*DESCRIPTION OF THE TASK*: Turn the rows, from the start through the line containing "- furniture-item: [78, 350, 128, 388]", into a Markdown table with the columns Number and Text. Skip any blank lines.

────────────────────

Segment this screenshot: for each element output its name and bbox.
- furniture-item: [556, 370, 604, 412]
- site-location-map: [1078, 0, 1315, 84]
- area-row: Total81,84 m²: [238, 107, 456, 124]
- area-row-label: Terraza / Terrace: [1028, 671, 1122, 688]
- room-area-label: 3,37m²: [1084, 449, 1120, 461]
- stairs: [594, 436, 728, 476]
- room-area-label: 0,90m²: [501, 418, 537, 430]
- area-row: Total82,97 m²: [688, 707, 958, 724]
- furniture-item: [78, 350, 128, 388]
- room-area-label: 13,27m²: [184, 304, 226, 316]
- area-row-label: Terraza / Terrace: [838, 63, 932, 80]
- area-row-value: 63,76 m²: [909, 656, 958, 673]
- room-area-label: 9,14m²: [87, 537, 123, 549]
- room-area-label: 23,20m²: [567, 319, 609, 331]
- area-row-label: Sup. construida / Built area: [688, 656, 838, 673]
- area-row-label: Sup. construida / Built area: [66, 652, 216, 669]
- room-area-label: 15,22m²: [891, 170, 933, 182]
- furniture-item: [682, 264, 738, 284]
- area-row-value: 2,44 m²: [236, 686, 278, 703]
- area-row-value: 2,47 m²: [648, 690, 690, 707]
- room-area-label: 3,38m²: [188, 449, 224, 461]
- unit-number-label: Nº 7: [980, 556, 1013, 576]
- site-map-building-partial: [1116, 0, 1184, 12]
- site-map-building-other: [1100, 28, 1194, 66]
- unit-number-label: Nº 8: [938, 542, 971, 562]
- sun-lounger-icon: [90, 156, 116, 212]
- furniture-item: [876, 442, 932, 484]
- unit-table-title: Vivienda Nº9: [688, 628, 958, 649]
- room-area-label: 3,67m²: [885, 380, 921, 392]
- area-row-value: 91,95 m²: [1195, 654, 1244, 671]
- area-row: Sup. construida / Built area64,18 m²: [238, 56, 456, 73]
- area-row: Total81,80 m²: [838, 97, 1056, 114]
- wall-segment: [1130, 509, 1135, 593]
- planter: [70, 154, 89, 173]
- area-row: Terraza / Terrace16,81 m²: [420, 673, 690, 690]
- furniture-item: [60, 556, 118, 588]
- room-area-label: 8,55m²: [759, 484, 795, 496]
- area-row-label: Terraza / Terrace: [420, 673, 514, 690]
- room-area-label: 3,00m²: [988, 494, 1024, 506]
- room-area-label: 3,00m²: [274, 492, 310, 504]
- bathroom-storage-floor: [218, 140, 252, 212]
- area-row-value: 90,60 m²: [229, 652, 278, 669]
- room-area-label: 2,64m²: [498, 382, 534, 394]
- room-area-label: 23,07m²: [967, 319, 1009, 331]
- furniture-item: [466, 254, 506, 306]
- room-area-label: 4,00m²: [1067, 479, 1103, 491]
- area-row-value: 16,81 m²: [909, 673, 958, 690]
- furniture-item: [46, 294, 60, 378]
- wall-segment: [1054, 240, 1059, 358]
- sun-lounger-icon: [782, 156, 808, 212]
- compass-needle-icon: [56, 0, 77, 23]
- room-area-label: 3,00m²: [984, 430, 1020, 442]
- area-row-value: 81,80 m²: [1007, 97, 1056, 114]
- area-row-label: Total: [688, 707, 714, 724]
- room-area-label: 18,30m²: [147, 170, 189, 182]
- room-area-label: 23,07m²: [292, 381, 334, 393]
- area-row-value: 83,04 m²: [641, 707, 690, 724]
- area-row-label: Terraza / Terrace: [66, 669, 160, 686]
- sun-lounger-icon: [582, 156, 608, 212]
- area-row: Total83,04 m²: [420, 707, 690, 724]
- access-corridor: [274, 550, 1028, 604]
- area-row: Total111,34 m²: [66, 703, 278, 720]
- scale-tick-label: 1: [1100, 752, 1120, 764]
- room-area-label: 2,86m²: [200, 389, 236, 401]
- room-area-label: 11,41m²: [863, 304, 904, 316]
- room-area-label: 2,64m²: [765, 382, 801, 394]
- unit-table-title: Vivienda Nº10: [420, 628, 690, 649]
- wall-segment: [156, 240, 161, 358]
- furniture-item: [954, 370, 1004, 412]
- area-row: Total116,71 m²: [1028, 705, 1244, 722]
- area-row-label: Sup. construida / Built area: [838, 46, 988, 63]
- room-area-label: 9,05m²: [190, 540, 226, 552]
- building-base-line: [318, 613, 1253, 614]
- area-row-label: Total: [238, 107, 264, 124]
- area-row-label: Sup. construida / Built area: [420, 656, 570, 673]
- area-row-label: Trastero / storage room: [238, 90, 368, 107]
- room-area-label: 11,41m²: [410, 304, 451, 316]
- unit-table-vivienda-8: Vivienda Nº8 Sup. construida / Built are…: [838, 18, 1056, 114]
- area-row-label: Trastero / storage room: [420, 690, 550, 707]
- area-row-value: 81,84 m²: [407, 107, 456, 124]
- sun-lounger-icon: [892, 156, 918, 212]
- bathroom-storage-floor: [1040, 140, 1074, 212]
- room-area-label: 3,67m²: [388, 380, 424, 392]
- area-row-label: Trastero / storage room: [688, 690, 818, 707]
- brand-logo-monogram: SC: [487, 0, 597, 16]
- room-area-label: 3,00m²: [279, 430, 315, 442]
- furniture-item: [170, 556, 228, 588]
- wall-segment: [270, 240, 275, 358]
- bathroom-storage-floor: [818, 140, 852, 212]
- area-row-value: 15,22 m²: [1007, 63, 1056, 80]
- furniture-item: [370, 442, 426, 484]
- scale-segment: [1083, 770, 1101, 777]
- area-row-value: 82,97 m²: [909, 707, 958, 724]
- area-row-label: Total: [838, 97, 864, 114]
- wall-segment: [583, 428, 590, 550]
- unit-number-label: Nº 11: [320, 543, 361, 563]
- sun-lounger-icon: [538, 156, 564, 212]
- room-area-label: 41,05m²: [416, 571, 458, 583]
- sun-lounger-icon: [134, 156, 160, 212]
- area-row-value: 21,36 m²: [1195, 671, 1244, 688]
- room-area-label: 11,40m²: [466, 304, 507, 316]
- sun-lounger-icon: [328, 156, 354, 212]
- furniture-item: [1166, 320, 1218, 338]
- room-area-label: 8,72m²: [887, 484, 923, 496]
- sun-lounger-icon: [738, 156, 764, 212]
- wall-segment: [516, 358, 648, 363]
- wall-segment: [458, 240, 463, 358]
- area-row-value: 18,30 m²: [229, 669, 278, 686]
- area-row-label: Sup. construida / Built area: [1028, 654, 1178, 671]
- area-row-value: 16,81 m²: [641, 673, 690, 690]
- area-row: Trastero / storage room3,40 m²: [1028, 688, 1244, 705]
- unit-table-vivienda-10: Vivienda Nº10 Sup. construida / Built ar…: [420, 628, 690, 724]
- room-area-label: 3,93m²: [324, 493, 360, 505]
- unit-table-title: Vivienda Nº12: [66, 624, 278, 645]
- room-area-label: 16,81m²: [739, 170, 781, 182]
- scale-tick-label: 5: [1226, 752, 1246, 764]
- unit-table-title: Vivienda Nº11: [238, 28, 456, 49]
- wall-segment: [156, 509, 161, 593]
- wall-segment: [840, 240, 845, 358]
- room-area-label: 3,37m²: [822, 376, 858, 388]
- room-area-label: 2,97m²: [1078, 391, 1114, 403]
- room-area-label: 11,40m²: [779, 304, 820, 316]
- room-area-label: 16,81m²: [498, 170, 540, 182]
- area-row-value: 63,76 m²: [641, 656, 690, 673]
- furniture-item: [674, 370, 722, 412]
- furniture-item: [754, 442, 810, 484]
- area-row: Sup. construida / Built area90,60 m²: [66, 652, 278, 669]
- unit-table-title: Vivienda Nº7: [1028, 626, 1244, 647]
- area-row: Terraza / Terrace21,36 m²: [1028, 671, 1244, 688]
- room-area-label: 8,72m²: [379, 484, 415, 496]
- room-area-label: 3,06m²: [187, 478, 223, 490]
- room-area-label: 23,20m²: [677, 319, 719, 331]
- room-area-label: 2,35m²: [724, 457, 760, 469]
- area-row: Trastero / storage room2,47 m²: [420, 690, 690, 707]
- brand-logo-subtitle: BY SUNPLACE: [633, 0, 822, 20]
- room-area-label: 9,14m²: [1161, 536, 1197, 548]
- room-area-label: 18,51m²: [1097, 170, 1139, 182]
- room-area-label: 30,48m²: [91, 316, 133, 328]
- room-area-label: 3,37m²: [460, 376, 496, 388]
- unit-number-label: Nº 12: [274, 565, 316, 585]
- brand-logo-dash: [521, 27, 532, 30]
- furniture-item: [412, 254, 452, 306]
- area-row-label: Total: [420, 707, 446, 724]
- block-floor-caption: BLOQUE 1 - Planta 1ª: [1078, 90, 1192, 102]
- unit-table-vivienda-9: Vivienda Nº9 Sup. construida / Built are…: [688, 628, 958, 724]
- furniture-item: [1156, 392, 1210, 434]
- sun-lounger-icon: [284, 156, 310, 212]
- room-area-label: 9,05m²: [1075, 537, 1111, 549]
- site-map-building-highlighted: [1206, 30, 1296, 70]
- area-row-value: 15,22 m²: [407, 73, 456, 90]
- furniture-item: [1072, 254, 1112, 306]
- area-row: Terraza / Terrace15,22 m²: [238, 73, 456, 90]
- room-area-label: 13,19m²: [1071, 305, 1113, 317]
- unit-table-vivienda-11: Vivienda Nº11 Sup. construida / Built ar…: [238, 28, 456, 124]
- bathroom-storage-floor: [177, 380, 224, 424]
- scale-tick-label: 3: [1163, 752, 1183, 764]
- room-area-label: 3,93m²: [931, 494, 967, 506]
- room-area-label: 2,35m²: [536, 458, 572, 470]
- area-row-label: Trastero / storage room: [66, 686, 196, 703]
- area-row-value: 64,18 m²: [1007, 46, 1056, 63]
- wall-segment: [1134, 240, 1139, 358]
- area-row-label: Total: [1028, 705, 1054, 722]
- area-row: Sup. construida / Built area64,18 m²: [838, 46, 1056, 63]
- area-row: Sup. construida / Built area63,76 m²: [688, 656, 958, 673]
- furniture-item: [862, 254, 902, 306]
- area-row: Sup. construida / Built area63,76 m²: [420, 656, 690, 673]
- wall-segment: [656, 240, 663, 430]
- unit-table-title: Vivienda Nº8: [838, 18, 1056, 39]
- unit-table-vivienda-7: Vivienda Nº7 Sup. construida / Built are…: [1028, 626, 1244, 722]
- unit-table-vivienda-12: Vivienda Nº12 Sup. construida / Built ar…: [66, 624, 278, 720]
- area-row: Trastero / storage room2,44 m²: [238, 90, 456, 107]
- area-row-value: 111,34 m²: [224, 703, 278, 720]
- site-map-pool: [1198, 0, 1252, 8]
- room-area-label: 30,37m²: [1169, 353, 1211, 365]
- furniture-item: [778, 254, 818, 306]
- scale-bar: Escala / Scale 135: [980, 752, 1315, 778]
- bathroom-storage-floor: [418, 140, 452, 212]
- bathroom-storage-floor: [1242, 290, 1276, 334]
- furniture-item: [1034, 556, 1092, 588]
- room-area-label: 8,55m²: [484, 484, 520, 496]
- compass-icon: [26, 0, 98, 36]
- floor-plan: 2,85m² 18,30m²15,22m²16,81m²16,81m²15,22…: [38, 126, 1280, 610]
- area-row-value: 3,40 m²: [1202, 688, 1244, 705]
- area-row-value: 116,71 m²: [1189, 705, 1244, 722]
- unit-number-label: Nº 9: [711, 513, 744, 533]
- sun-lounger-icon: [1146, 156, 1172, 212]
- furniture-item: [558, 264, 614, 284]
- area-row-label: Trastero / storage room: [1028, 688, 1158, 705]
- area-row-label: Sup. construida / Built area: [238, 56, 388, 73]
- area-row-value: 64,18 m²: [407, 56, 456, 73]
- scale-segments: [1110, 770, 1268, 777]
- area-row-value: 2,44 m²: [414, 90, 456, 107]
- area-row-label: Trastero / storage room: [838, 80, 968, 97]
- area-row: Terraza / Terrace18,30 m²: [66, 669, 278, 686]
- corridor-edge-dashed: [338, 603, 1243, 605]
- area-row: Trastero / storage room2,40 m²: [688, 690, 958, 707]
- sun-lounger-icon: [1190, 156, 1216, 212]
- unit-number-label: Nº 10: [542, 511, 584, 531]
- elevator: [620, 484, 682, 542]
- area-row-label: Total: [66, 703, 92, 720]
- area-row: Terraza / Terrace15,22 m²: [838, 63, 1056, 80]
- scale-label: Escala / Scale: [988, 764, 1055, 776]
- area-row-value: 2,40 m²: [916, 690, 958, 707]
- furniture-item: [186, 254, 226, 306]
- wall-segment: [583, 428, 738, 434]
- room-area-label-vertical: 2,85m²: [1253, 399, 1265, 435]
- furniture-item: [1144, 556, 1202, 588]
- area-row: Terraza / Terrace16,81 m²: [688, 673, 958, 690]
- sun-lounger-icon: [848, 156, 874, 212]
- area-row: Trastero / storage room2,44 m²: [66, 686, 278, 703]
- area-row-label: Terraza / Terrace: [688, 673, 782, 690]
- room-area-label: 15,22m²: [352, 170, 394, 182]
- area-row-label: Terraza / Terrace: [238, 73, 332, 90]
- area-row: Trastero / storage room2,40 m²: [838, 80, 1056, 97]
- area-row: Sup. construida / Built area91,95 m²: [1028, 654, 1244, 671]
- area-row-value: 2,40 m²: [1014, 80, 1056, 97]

────────────────────

*FINISHED TASK*:
| Number | Text |
|---|---|
| 1 | Segment this screenshot: for each element output its name and bbox. |
| 2 | - furniture-item: [556, 370, 604, 412] |
| 3 | - site-location-map: [1078, 0, 1315, 84] |
| 4 | - area-row: Total81,84 m²: [238, 107, 456, 124] |
| 5 | - area-row-label: Terraza / Terrace: [1028, 671, 1122, 688] |
| 6 | - room-area-label: 3,37m²: [1084, 449, 1120, 461] |
| 7 | - stairs: [594, 436, 728, 476] |
| 8 | - room-area-label: 0,90m²: [501, 418, 537, 430] |
| 9 | - area-row: Total82,97 m²: [688, 707, 958, 724] |
| 10 | - furniture-item: [78, 350, 128, 388] |